##### Data shown #####
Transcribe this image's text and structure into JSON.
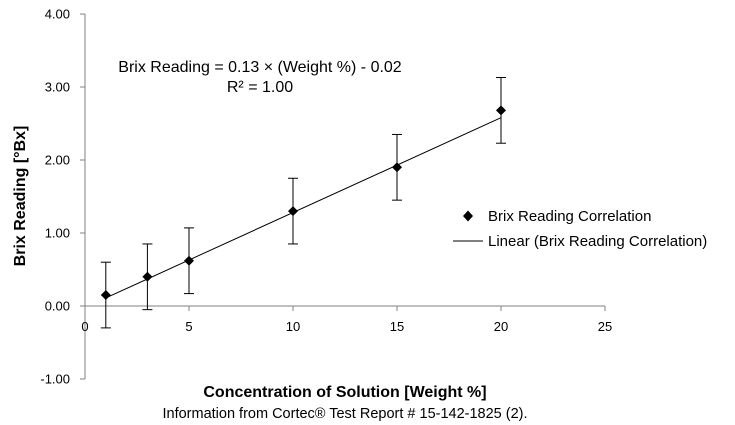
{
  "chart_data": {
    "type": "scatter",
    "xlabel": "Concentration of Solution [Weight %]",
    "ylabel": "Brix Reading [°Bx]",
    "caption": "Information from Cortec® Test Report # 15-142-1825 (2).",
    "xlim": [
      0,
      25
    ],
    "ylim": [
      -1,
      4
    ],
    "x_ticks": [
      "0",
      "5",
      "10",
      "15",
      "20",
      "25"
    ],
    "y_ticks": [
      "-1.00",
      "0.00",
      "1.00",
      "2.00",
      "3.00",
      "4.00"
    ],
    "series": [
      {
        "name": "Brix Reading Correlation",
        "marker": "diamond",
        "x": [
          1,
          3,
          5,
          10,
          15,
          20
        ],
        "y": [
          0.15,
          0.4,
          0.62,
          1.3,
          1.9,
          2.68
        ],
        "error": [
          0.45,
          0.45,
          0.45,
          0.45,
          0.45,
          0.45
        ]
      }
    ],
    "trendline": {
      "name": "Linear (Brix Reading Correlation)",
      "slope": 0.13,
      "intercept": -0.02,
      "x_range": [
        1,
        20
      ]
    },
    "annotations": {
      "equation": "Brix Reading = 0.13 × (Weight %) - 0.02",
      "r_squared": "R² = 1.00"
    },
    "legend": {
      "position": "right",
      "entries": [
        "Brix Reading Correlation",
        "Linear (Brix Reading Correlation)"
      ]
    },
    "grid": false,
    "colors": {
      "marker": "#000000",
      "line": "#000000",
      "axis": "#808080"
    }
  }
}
#####
##### Data shown #####
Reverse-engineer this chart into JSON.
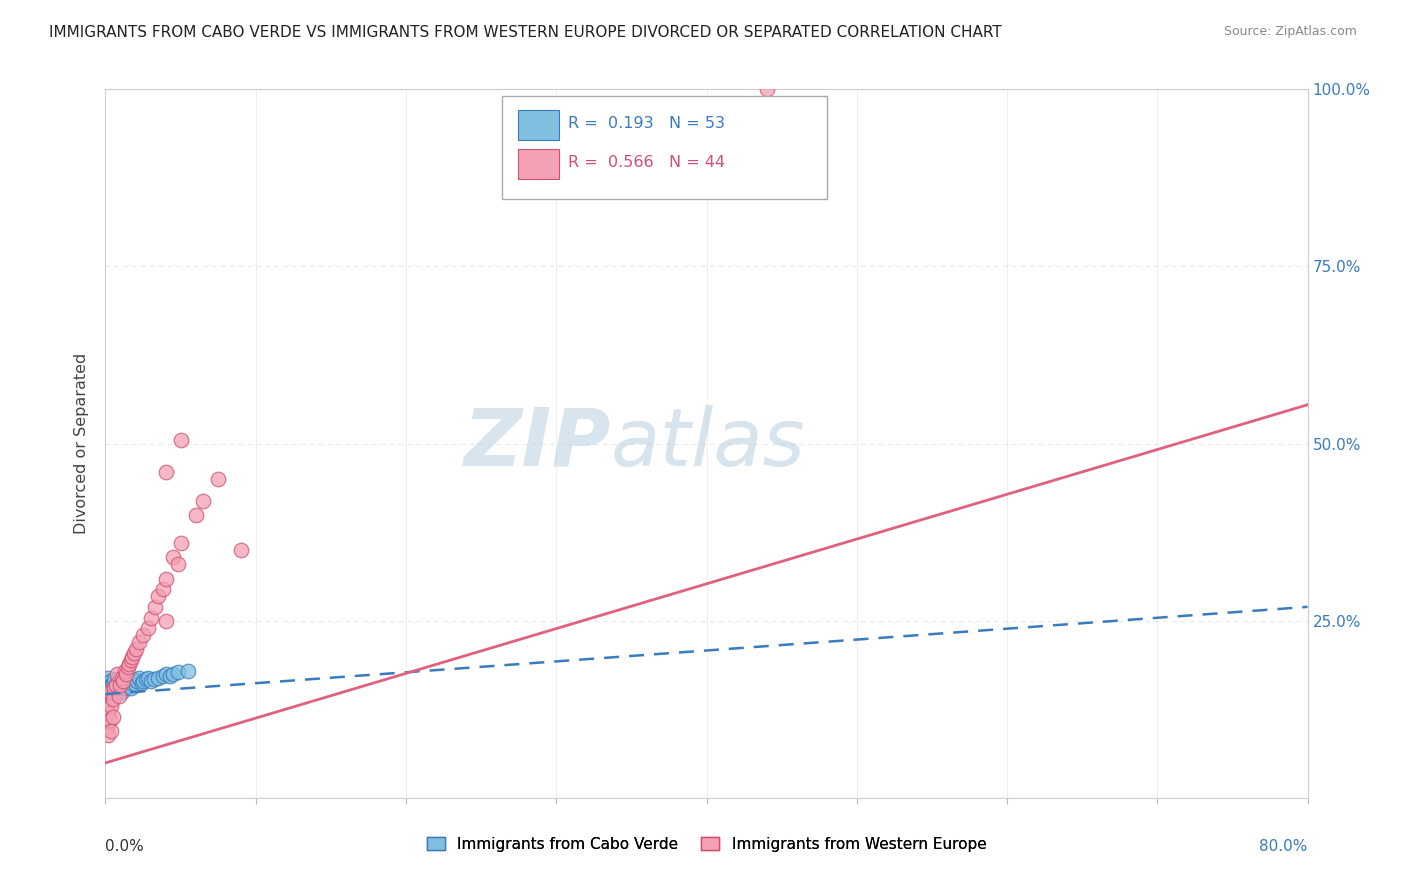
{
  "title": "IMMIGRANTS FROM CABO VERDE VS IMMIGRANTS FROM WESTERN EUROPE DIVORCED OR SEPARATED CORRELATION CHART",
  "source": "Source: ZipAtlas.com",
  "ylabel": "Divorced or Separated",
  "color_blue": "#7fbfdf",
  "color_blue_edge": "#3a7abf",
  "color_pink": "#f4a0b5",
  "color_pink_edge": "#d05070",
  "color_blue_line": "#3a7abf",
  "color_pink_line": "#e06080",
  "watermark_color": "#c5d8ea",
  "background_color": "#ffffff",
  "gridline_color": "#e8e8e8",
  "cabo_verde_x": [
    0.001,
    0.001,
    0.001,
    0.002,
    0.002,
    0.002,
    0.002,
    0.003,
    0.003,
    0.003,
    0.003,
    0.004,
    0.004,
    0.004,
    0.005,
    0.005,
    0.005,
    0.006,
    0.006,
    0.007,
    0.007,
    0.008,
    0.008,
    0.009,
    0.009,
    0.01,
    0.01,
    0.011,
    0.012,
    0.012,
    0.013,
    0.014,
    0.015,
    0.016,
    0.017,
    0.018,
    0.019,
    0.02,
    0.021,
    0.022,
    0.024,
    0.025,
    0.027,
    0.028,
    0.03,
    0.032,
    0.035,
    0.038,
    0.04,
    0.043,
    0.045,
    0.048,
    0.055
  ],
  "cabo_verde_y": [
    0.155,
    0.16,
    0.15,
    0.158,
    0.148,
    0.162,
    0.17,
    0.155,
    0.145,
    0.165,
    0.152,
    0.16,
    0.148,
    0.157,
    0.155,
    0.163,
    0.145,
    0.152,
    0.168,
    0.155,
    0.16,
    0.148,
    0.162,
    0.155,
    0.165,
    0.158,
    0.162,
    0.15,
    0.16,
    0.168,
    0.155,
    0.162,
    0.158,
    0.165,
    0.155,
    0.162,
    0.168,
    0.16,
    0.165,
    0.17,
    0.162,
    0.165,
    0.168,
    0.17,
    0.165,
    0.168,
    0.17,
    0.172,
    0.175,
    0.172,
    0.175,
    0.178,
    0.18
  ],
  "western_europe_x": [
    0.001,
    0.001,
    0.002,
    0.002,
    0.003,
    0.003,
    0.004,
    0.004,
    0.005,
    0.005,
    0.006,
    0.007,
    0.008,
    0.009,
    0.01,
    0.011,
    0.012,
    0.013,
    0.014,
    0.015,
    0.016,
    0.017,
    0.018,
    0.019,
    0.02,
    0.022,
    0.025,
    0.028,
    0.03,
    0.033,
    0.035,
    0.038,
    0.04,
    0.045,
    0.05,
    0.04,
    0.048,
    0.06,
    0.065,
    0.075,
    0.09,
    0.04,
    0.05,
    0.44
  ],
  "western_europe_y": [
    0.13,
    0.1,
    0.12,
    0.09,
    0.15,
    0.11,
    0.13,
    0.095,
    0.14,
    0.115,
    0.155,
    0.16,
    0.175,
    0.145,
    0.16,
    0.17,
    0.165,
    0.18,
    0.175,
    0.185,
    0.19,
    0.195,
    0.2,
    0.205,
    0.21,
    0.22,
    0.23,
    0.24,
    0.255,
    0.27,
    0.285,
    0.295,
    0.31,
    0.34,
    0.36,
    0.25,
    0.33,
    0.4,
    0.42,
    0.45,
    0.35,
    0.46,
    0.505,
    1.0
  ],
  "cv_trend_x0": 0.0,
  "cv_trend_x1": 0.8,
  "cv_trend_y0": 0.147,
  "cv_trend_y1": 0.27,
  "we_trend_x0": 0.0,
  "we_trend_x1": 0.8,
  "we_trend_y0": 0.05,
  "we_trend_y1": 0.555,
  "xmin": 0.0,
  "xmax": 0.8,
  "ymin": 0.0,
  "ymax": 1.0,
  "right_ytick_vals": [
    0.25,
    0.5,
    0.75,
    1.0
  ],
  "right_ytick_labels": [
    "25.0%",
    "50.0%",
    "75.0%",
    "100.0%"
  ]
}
#####
Problem statement
In the entries above, identify every line with the word "ylabel". Copy those lines.

Final result
    "ylabel": "Brix Reading [°Bx]",
  "ylabel": "Divorced or Separated",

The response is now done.